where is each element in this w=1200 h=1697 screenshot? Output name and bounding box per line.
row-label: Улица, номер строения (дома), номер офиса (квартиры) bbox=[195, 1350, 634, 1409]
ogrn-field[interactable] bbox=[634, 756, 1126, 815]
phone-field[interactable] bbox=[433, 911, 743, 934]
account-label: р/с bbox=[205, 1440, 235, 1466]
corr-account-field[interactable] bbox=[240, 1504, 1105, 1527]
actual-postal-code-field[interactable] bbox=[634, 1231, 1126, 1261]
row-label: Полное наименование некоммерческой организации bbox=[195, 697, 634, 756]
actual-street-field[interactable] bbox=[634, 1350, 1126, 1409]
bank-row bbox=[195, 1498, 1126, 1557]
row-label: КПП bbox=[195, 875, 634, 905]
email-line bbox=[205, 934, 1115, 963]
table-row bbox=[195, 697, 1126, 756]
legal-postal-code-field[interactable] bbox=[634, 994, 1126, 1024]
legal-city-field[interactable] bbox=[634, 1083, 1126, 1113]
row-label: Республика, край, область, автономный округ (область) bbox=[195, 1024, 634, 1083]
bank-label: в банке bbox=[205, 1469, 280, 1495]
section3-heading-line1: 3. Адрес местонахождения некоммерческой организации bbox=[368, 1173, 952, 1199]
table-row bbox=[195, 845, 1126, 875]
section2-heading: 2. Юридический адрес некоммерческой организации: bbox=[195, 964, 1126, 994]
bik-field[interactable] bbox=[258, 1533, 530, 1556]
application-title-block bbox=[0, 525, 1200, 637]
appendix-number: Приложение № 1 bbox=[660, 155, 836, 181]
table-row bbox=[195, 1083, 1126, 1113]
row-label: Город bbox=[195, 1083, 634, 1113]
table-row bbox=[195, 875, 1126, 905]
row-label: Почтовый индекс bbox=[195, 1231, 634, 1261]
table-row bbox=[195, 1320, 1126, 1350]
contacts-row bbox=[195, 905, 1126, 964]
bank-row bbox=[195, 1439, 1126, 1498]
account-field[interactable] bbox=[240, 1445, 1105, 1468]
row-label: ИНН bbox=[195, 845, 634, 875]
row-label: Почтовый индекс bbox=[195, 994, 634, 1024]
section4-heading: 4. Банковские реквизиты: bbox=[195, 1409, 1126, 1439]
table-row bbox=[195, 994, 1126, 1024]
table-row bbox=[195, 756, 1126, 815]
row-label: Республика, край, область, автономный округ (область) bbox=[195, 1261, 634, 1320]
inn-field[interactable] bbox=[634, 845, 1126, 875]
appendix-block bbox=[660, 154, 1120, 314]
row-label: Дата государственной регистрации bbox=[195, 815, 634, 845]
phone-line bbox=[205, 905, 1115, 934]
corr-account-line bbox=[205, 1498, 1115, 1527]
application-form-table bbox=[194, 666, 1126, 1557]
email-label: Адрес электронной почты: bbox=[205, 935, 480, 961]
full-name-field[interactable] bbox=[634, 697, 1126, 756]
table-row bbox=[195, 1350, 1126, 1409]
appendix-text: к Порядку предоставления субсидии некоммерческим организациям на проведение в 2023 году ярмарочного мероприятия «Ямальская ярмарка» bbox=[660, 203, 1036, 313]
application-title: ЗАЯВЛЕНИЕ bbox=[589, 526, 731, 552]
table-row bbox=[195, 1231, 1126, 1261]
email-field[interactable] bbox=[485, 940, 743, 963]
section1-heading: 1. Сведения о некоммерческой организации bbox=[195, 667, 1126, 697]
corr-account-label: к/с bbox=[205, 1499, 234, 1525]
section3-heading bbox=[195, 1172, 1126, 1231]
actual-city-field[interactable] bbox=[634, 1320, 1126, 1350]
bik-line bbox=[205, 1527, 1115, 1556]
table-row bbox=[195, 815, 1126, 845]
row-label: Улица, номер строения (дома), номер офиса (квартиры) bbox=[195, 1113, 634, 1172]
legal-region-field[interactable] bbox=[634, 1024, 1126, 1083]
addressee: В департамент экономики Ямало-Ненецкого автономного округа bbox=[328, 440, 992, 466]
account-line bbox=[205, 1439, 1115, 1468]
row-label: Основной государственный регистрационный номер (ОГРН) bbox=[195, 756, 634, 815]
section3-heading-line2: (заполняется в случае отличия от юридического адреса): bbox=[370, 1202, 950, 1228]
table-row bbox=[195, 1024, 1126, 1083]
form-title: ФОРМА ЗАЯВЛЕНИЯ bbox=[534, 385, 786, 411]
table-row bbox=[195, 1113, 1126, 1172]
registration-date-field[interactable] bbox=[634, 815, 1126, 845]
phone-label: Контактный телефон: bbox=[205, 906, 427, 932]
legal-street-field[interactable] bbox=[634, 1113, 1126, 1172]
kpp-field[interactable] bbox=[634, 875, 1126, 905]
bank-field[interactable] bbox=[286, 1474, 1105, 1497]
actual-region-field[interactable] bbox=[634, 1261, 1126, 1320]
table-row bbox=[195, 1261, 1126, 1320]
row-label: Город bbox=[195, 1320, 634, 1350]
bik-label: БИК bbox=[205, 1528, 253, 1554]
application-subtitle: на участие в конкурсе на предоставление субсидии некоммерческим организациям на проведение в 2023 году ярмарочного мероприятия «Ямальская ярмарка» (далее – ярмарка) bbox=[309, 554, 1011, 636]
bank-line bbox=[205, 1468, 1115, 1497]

★ ★ ★ ★ ★ ★ ★

● AIM
Turn the listing above into a numbered list, dropping any blank lines.

● EXPECTED OUTPUT
1. where is each element in this w=1200 h=1697 screenshot? Output name and bounding box per line.
2. row-label: Улица, номер строения (дома), номер офиса (квартиры) bbox=[195, 1350, 634, 1409]
3. ogrn-field[interactable] bbox=[634, 756, 1126, 815]
4. phone-field[interactable] bbox=[433, 911, 743, 934]
5. account-label: р/с bbox=[205, 1440, 235, 1466]
6. corr-account-field[interactable] bbox=[240, 1504, 1105, 1527]
7. actual-postal-code-field[interactable] bbox=[634, 1231, 1126, 1261]
8. row-label: Полное наименование некоммерческой организации bbox=[195, 697, 634, 756]
9. actual-street-field[interactable] bbox=[634, 1350, 1126, 1409]
10. bank-row bbox=[195, 1498, 1126, 1557]
11. row-label: КПП bbox=[195, 875, 634, 905]
12. email-line bbox=[205, 934, 1115, 963]
13. table-row bbox=[195, 697, 1126, 756]
14. legal-postal-code-field[interactable] bbox=[634, 994, 1126, 1024]
15. legal-city-field[interactable] bbox=[634, 1083, 1126, 1113]
16. row-label: Республика, край, область, автономный округ (область) bbox=[195, 1024, 634, 1083]
17. bank-label: в банке bbox=[205, 1469, 280, 1495]
18. section3-heading-line1: 3. Адрес местонахождения некоммерческой организации bbox=[368, 1173, 952, 1199]
19. table-row bbox=[195, 845, 1126, 875]
20. section2-heading: 2. Юридический адрес некоммерческой организации: bbox=[195, 964, 1126, 994]
21. bik-field[interactable] bbox=[258, 1533, 530, 1556]
22. application-title-block bbox=[0, 525, 1200, 637]
23. appendix-number: Приложение № 1 bbox=[660, 155, 836, 181]
24. table-row bbox=[195, 1083, 1126, 1113]
25. row-label: Город bbox=[195, 1083, 634, 1113]
26. table-row bbox=[195, 875, 1126, 905]
27. row-label: Почтовый индекс bbox=[195, 1231, 634, 1261]
28. table-row bbox=[195, 1320, 1126, 1350]
29. contacts-row bbox=[195, 905, 1126, 964]
30. bank-row bbox=[195, 1439, 1126, 1498]
31. account-field[interactable] bbox=[240, 1445, 1105, 1468]
32. row-label: ИНН bbox=[195, 845, 634, 875]
33. row-label: Почтовый индекс bbox=[195, 994, 634, 1024]
34. section4-heading: 4. Банковские реквизиты: bbox=[195, 1409, 1126, 1439]
35. table-row bbox=[195, 994, 1126, 1024]
36. table-row bbox=[195, 756, 1126, 815]
37. row-label: Республика, край, область, автономный округ (область) bbox=[195, 1261, 634, 1320]
38. inn-field[interactable] bbox=[634, 845, 1126, 875]
39. appendix-block bbox=[660, 154, 1120, 314]
40. row-label: Дата государственной регистрации bbox=[195, 815, 634, 845]
41. phone-line bbox=[205, 905, 1115, 934]
42. corr-account-line bbox=[205, 1498, 1115, 1527]
43. application-form-table bbox=[194, 666, 1126, 1557]
44. email-label: Адрес электронной почты: bbox=[205, 935, 480, 961]
45. full-name-field[interactable] bbox=[634, 697, 1126, 756]
46. table-row bbox=[195, 1350, 1126, 1409]
47. appendix-text: к Порядку предоставления субсидии некоммерческим организациям на проведение в 2023 году ярмарочного мероприятия «Ямальская ярмарка» bbox=[660, 203, 1036, 313]
48. application-title: ЗАЯВЛЕНИЕ bbox=[589, 526, 731, 552]
49. table-row bbox=[195, 1231, 1126, 1261]
50. email-field[interactable] bbox=[485, 940, 743, 963]
51. section1-heading: 1. Сведения о некоммерческой организации bbox=[195, 667, 1126, 697]
52. corr-account-label: к/с bbox=[205, 1499, 234, 1525]
53. section3-heading bbox=[195, 1172, 1126, 1231]
54. actual-city-field[interactable] bbox=[634, 1320, 1126, 1350]
55. bik-line bbox=[205, 1527, 1115, 1556]
56. table-row bbox=[195, 815, 1126, 845]
57. row-label: Улица, номер строения (дома), номер офиса (квартиры) bbox=[195, 1113, 634, 1172]
58. legal-region-field[interactable] bbox=[634, 1024, 1126, 1083]
59. addressee: В департамент экономики Ямало-Ненецкого автономного округа bbox=[328, 440, 992, 466]
60. account-line bbox=[205, 1439, 1115, 1468]
61. row-label: Основной государственный регистрационный номер (ОГРН) bbox=[195, 756, 634, 815]
62. section3-heading-line2: (заполняется в случае отличия от юридического адреса): bbox=[370, 1202, 950, 1228]
63. table-row bbox=[195, 1024, 1126, 1083]
64. form-title: ФОРМА ЗАЯВЛЕНИЯ bbox=[534, 385, 786, 411]
65. table-row bbox=[195, 1113, 1126, 1172]
66. registration-date-field[interactable] bbox=[634, 815, 1126, 845]
67. phone-label: Контактный телефон: bbox=[205, 906, 427, 932]
68. legal-street-field[interactable] bbox=[634, 1113, 1126, 1172]
69. kpp-field[interactable] bbox=[634, 875, 1126, 905]
70. bank-field[interactable] bbox=[286, 1474, 1105, 1497]
71. actual-region-field[interactable] bbox=[634, 1261, 1126, 1320]
72. table-row bbox=[195, 1261, 1126, 1320]
73. row-label: Город bbox=[195, 1320, 634, 1350]
74. bik-label: БИК bbox=[205, 1528, 253, 1554]
75. application-subtitle: на участие в конкурсе на предоставление субсидии некоммерческим организациям на проведение в 2023 году ярмарочного мероприятия «Ямальская ярмарка» (далее – ярмарка) bbox=[309, 554, 1011, 636]
76. bank-line bbox=[205, 1468, 1115, 1497]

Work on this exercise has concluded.